Data in this exercise

- - -

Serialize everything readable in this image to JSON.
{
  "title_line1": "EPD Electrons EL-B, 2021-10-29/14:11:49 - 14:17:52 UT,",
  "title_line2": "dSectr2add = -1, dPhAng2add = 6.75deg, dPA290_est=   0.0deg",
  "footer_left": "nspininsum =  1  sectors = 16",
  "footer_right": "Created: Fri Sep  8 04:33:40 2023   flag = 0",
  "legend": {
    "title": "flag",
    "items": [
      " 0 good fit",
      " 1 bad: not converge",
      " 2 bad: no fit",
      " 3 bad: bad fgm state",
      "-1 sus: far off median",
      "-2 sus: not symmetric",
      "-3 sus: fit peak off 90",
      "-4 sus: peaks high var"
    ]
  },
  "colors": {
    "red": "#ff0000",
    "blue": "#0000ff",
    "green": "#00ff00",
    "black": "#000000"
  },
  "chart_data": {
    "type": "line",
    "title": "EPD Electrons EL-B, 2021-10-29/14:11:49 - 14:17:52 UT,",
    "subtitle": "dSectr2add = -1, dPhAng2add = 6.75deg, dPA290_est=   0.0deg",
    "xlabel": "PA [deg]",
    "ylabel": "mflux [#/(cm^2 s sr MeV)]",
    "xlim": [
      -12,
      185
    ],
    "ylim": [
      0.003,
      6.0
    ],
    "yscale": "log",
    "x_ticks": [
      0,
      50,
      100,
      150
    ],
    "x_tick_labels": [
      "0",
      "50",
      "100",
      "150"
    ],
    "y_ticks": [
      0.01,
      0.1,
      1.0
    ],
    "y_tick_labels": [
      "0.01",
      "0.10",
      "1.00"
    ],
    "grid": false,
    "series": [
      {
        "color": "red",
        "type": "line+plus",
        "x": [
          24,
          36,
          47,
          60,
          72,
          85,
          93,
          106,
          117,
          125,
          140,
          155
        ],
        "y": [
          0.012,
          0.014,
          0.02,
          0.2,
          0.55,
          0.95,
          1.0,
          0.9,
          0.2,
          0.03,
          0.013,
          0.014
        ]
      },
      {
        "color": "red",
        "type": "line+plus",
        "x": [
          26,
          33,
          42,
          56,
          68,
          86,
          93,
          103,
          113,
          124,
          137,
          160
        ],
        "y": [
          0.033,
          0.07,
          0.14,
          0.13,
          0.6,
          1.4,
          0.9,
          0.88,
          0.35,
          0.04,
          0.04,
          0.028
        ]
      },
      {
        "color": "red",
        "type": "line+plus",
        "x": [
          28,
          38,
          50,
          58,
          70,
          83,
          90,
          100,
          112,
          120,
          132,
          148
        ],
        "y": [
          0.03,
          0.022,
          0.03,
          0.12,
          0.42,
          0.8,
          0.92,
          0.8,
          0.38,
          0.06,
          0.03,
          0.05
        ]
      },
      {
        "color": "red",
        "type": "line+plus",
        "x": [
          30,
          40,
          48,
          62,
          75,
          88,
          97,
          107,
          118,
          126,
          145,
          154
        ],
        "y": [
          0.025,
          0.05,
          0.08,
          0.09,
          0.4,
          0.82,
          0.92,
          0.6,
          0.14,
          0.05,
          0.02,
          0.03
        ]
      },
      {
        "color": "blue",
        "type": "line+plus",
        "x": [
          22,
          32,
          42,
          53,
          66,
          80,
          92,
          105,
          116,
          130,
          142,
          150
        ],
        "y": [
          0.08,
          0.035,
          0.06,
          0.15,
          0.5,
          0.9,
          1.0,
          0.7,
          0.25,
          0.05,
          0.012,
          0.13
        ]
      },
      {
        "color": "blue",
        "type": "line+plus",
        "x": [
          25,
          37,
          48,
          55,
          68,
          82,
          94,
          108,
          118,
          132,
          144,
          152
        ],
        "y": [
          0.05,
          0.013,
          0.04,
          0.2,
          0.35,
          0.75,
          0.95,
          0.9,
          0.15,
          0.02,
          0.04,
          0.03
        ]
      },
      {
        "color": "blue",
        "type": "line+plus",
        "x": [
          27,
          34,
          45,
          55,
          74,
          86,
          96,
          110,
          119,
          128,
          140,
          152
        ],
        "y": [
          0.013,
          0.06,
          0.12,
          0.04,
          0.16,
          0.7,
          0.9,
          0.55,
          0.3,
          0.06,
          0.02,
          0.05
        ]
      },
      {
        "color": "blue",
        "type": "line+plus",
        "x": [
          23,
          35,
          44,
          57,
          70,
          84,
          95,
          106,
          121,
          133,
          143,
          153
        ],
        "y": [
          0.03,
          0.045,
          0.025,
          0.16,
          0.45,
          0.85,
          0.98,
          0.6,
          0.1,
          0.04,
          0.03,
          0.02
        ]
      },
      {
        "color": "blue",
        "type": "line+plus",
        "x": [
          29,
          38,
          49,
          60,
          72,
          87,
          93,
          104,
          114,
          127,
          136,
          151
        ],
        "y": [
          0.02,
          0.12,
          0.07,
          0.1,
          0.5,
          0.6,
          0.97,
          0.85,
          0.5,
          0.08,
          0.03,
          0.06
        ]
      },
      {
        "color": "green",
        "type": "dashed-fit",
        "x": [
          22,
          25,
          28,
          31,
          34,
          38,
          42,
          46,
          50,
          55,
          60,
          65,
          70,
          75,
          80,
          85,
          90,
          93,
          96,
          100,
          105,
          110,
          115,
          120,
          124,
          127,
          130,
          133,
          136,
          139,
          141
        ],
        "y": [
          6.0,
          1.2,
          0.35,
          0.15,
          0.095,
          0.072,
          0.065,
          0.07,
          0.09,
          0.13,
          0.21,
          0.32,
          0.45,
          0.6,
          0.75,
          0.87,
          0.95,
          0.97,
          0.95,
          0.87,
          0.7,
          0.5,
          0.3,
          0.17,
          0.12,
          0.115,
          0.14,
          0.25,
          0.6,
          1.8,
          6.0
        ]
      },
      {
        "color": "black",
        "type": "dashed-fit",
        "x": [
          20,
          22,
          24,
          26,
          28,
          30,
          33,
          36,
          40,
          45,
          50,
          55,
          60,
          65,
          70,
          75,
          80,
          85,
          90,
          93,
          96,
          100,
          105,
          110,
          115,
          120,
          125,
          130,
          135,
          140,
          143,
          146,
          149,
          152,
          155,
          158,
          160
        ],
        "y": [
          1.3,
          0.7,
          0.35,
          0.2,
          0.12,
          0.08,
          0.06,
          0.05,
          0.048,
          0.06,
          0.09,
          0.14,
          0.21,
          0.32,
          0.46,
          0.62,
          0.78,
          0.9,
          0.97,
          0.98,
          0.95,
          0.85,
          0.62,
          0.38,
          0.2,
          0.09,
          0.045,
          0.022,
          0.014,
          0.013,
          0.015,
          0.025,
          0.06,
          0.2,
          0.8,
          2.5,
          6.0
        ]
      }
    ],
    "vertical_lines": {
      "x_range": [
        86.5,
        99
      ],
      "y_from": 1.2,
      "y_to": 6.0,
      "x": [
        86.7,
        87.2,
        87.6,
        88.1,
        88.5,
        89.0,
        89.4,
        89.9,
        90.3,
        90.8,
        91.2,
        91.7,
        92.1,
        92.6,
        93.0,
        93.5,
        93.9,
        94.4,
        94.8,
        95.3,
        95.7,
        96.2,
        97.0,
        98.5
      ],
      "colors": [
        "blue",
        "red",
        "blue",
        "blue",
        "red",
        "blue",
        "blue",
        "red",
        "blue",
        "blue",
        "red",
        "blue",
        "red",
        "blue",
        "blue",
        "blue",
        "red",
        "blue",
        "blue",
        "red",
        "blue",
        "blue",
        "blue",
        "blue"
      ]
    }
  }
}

- - -

Exercise directions
Quote each line of the listing above exactly.

Completed exercise
Serialize everything readable in this image to JSON.
{
  "title_line1": "EPD Electrons EL-B, 2021-10-29/14:11:49 - 14:17:52 UT,",
  "title_line2": "dSectr2add = -1, dPhAng2add = 6.75deg, dPA290_est=   0.0deg",
  "footer_left": "nspininsum =  1  sectors = 16",
  "footer_right": "Created: Fri Sep  8 04:33:40 2023   flag = 0",
  "legend": {
    "title": "flag",
    "items": [
      " 0 good fit",
      " 1 bad: not converge",
      " 2 bad: no fit",
      " 3 bad: bad fgm state",
      "-1 sus: far off median",
      "-2 sus: not symmetric",
      "-3 sus: fit peak off 90",
      "-4 sus: peaks high var"
    ]
  },
  "colors": {
    "red": "#ff0000",
    "blue": "#0000ff",
    "green": "#00ff00",
    "black": "#000000"
  },
  "chart_data": {
    "type": "line",
    "title": "EPD Electrons EL-B, 2021-10-29/14:11:49 - 14:17:52 UT,",
    "subtitle": "dSectr2add = -1, dPhAng2add = 6.75deg, dPA290_est=   0.0deg",
    "xlabel": "PA [deg]",
    "ylabel": "mflux [#/(cm^2 s sr MeV)]",
    "xlim": [
      -12,
      185
    ],
    "ylim": [
      0.003,
      6.0
    ],
    "yscale": "log",
    "x_ticks": [
      0,
      50,
      100,
      150
    ],
    "x_tick_labels": [
      "0",
      "50",
      "100",
      "150"
    ],
    "y_ticks": [
      0.01,
      0.1,
      1.0
    ],
    "y_tick_labels": [
      "0.01",
      "0.10",
      "1.00"
    ],
    "grid": false,
    "series": [
      {
        "color": "red",
        "type": "line+plus",
        "x": [
          24,
          36,
          47,
          60,
          72,
          85,
          93,
          106,
          117,
          125,
          140,
          155
        ],
        "y": [
          0.012,
          0.014,
          0.02,
          0.2,
          0.55,
          0.95,
          1.0,
          0.9,
          0.2,
          0.03,
          0.013,
          0.014
        ]
      },
      {
        "color": "red",
        "type": "line+plus",
        "x": [
          26,
          33,
          42,
          56,
          68,
          86,
          93,
          103,
          113,
          124,
          137,
          160
        ],
        "y": [
          0.033,
          0.07,
          0.14,
          0.13,
          0.6,
          1.4,
          0.9,
          0.88,
          0.35,
          0.04,
          0.04,
          0.028
        ]
      },
      {
        "color": "red",
        "type": "line+plus",
        "x": [
          28,
          38,
          50,
          58,
          70,
          83,
          90,
          100,
          112,
          120,
          132,
          148
        ],
        "y": [
          0.03,
          0.022,
          0.03,
          0.12,
          0.42,
          0.8,
          0.92,
          0.8,
          0.38,
          0.06,
          0.03,
          0.05
        ]
      },
      {
        "color": "red",
        "type": "line+plus",
        "x": [
          30,
          40,
          48,
          62,
          75,
          88,
          97,
          107,
          118,
          126,
          145,
          154
        ],
        "y": [
          0.025,
          0.05,
          0.08,
          0.09,
          0.4,
          0.82,
          0.92,
          0.6,
          0.14,
          0.05,
          0.02,
          0.03
        ]
      },
      {
        "color": "blue",
        "type": "line+plus",
        "x": [
          22,
          32,
          42,
          53,
          66,
          80,
          92,
          105,
          116,
          130,
          142,
          150
        ],
        "y": [
          0.08,
          0.035,
          0.06,
          0.15,
          0.5,
          0.9,
          1.0,
          0.7,
          0.25,
          0.05,
          0.012,
          0.13
        ]
      },
      {
        "color": "blue",
        "type": "line+plus",
        "x": [
          25,
          37,
          48,
          55,
          68,
          82,
          94,
          108,
          118,
          132,
          144,
          152
        ],
        "y": [
          0.05,
          0.013,
          0.04,
          0.2,
          0.35,
          0.75,
          0.95,
          0.9,
          0.15,
          0.02,
          0.04,
          0.03
        ]
      },
      {
        "color": "blue",
        "type": "line+plus",
        "x": [
          27,
          34,
          45,
          55,
          74,
          86,
          96,
          110,
          119,
          128,
          140,
          152
        ],
        "y": [
          0.013,
          0.06,
          0.12,
          0.04,
          0.16,
          0.7,
          0.9,
          0.55,
          0.3,
          0.06,
          0.02,
          0.05
        ]
      },
      {
        "color": "blue",
        "type": "line+plus",
        "x": [
          23,
          35,
          44,
          57,
          70,
          84,
          95,
          106,
          121,
          133,
          143,
          153
        ],
        "y": [
          0.03,
          0.045,
          0.025,
          0.16,
          0.45,
          0.85,
          0.98,
          0.6,
          0.1,
          0.04,
          0.03,
          0.02
        ]
      },
      {
        "color": "blue",
        "type": "line+plus",
        "x": [
          29,
          38,
          49,
          60,
          72,
          87,
          93,
          104,
          114,
          127,
          136,
          151
        ],
        "y": [
          0.02,
          0.12,
          0.07,
          0.1,
          0.5,
          0.6,
          0.97,
          0.85,
          0.5,
          0.08,
          0.03,
          0.06
        ]
      },
      {
        "color": "green",
        "type": "dashed-fit",
        "x": [
          22,
          25,
          28,
          31,
          34,
          38,
          42,
          46,
          50,
          55,
          60,
          65,
          70,
          75,
          80,
          85,
          90,
          93,
          96,
          100,
          105,
          110,
          115,
          120,
          124,
          127,
          130,
          133,
          136,
          139,
          141
        ],
        "y": [
          6.0,
          1.2,
          0.35,
          0.15,
          0.095,
          0.072,
          0.065,
          0.07,
          0.09,
          0.13,
          0.21,
          0.32,
          0.45,
          0.6,
          0.75,
          0.87,
          0.95,
          0.97,
          0.95,
          0.87,
          0.7,
          0.5,
          0.3,
          0.17,
          0.12,
          0.115,
          0.14,
          0.25,
          0.6,
          1.8,
          6.0
        ]
      },
      {
        "color": "black",
        "type": "dashed-fit",
        "x": [
          20,
          22,
          24,
          26,
          28,
          30,
          33,
          36,
          40,
          45,
          50,
          55,
          60,
          65,
          70,
          75,
          80,
          85,
          90,
          93,
          96,
          100,
          105,
          110,
          115,
          120,
          125,
          130,
          135,
          140,
          143,
          146,
          149,
          152,
          155,
          158,
          160
        ],
        "y": [
          1.3,
          0.7,
          0.35,
          0.2,
          0.12,
          0.08,
          0.06,
          0.05,
          0.048,
          0.06,
          0.09,
          0.14,
          0.21,
          0.32,
          0.46,
          0.62,
          0.78,
          0.9,
          0.97,
          0.98,
          0.95,
          0.85,
          0.62,
          0.38,
          0.2,
          0.09,
          0.045,
          0.022,
          0.014,
          0.013,
          0.015,
          0.025,
          0.06,
          0.2,
          0.8,
          2.5,
          6.0
        ]
      }
    ],
    "vertical_lines": {
      "x_range": [
        86.5,
        99
      ],
      "y_from": 1.2,
      "y_to": 6.0,
      "x": [
        86.7,
        87.2,
        87.6,
        88.1,
        88.5,
        89.0,
        89.4,
        89.9,
        90.3,
        90.8,
        91.2,
        91.7,
        92.1,
        92.6,
        93.0,
        93.5,
        93.9,
        94.4,
        94.8,
        95.3,
        95.7,
        96.2,
        97.0,
        98.5
      ],
      "colors": [
        "blue",
        "red",
        "blue",
        "blue",
        "red",
        "blue",
        "blue",
        "red",
        "blue",
        "blue",
        "red",
        "blue",
        "red",
        "blue",
        "blue",
        "blue",
        "red",
        "blue",
        "blue",
        "red",
        "blue",
        "blue",
        "blue",
        "blue"
      ]
    }
  }
}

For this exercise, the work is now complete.